Written request: Give the number of lines holding the string "services", and nothing else.

Data for processing:
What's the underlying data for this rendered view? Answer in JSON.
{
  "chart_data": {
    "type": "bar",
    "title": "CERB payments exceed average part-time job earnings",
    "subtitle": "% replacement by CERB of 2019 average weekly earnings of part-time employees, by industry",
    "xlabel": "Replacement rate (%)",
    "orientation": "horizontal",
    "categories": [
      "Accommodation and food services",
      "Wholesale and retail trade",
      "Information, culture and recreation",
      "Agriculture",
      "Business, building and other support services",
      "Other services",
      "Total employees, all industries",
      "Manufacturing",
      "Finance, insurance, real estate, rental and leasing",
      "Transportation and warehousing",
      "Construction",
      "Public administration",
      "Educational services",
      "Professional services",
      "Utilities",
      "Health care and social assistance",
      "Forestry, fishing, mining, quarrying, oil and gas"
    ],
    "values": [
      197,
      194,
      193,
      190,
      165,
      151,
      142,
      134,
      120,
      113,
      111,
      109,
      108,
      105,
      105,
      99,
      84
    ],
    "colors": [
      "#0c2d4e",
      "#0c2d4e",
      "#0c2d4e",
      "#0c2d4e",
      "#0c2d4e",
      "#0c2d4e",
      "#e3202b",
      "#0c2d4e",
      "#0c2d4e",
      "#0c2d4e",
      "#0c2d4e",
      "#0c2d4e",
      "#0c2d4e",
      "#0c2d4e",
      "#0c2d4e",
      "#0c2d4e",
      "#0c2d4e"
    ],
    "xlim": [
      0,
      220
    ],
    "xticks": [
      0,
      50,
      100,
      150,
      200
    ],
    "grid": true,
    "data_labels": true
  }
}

Result for this task: 5